Data excerpts:
-- begin --

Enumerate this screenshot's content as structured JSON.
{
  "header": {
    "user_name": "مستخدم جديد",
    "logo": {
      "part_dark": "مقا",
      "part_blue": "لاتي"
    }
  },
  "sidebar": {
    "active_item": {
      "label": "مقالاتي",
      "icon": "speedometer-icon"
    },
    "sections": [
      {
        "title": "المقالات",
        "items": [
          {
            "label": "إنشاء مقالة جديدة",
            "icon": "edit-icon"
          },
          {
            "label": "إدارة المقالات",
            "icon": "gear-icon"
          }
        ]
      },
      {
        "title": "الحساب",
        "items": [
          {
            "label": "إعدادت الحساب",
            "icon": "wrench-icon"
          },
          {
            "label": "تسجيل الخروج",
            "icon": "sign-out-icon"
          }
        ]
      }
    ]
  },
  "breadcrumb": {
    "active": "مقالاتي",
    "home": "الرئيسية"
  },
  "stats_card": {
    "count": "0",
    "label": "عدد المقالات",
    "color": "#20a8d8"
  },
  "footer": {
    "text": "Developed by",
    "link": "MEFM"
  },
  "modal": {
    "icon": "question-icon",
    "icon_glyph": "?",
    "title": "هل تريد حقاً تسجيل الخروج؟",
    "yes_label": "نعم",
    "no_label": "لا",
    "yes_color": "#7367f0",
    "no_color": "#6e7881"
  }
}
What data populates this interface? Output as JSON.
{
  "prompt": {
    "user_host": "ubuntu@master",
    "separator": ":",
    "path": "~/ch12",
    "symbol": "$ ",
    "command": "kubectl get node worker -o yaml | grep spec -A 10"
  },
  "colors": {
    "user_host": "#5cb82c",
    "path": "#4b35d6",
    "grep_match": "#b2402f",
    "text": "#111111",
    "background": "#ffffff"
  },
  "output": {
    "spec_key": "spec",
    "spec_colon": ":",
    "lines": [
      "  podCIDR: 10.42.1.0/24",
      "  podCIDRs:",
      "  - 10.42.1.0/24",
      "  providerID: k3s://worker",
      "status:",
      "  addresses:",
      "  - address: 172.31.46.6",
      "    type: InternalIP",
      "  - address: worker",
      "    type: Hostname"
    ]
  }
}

-- end --

Extract each entry in full and write it down exactly.

EXERCISE OUTPUT:
Enumerate this screenshot's content as structured JSON.
{
  "header": {
    "user_name": "مستخدم جديد",
    "logo": {
      "part_dark": "مقا",
      "part_blue": "لاتي"
    }
  },
  "sidebar": {
    "active_item": {
      "label": "مقالاتي",
      "icon": "speedometer-icon"
    },
    "sections": [
      {
        "title": "المقالات",
        "items": [
          {
            "label": "إنشاء مقالة جديدة",
            "icon": "edit-icon"
          },
          {
            "label": "إدارة المقالات",
            "icon": "gear-icon"
          }
        ]
      },
      {
        "title": "الحساب",
        "items": [
          {
            "label": "إعدادت الحساب",
            "icon": "wrench-icon"
          },
          {
            "label": "تسجيل الخروج",
            "icon": "sign-out-icon"
          }
        ]
      }
    ]
  },
  "breadcrumb": {
    "active": "مقالاتي",
    "home": "الرئيسية"
  },
  "stats_card": {
    "count": "0",
    "label": "عدد المقالات",
    "color": "#20a8d8"
  },
  "footer": {
    "text": "Developed by",
    "link": "MEFM"
  },
  "modal": {
    "icon": "question-icon",
    "icon_glyph": "?",
    "title": "هل تريد حقاً تسجيل الخروج؟",
    "yes_label": "نعم",
    "no_label": "لا",
    "yes_color": "#7367f0",
    "no_color": "#6e7881"
  }
}
What data populates this interface? Output as JSON.
{
  "prompt": {
    "user_host": "ubuntu@master",
    "separator": ":",
    "path": "~/ch12",
    "symbol": "$ ",
    "command": "kubectl get node worker -o yaml | grep spec -A 10"
  },
  "colors": {
    "user_host": "#5cb82c",
    "path": "#4b35d6",
    "grep_match": "#b2402f",
    "text": "#111111",
    "background": "#ffffff"
  },
  "output": {
    "spec_key": "spec",
    "spec_colon": ":",
    "lines": [
      "  podCIDR: 10.42.1.0/24",
      "  podCIDRs:",
      "  - 10.42.1.0/24",
      "  providerID: k3s://worker",
      "status:",
      "  addresses:",
      "  - address: 172.31.46.6",
      "    type: InternalIP",
      "  - address: worker",
      "    type: Hostname"
    ]
  }
}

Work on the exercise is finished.